*SOURCE RECORDS*.
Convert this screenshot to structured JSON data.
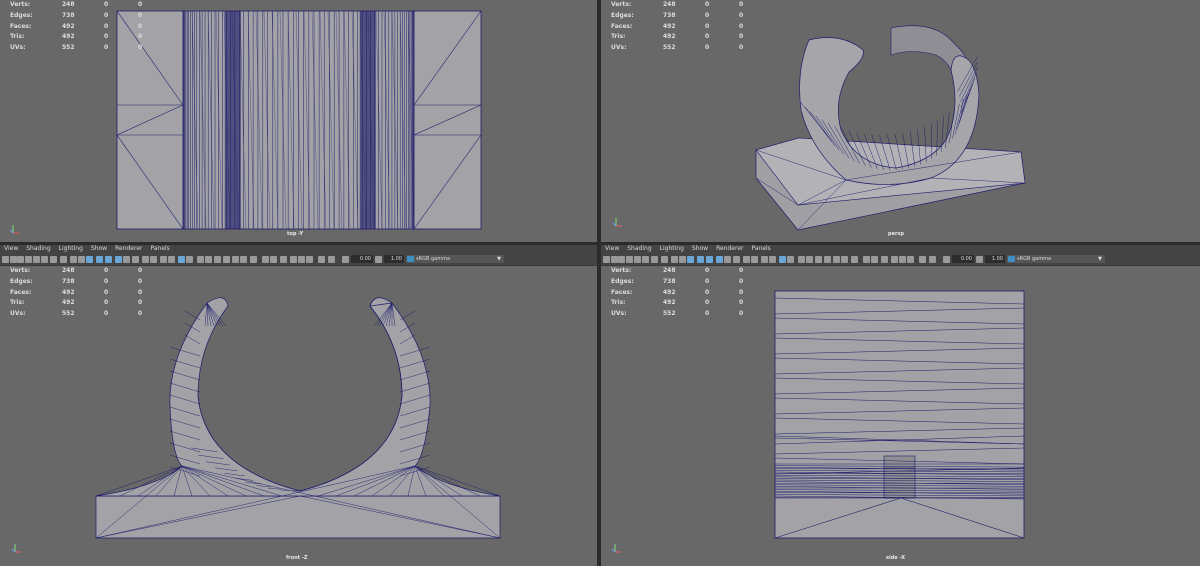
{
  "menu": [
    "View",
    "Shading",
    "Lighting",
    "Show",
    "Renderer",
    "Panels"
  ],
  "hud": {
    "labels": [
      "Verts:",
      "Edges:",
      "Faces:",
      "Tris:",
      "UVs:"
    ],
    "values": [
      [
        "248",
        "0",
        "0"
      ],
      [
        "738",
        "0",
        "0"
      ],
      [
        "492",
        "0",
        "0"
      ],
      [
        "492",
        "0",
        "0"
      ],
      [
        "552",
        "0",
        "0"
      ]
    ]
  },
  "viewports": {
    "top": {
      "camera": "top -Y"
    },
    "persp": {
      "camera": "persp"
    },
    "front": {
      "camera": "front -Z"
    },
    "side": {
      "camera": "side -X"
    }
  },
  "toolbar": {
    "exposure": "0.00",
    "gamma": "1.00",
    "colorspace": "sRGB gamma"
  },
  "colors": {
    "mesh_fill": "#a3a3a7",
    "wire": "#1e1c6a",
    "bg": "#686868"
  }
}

*WRITTEN TASK*.
Within the data above, pick out all lines holding the word "camera".

*IN RESPONSE*.
      "camera": "top -Y"
      "camera": "persp"
      "camera": "front -Z"
      "camera": "side -X"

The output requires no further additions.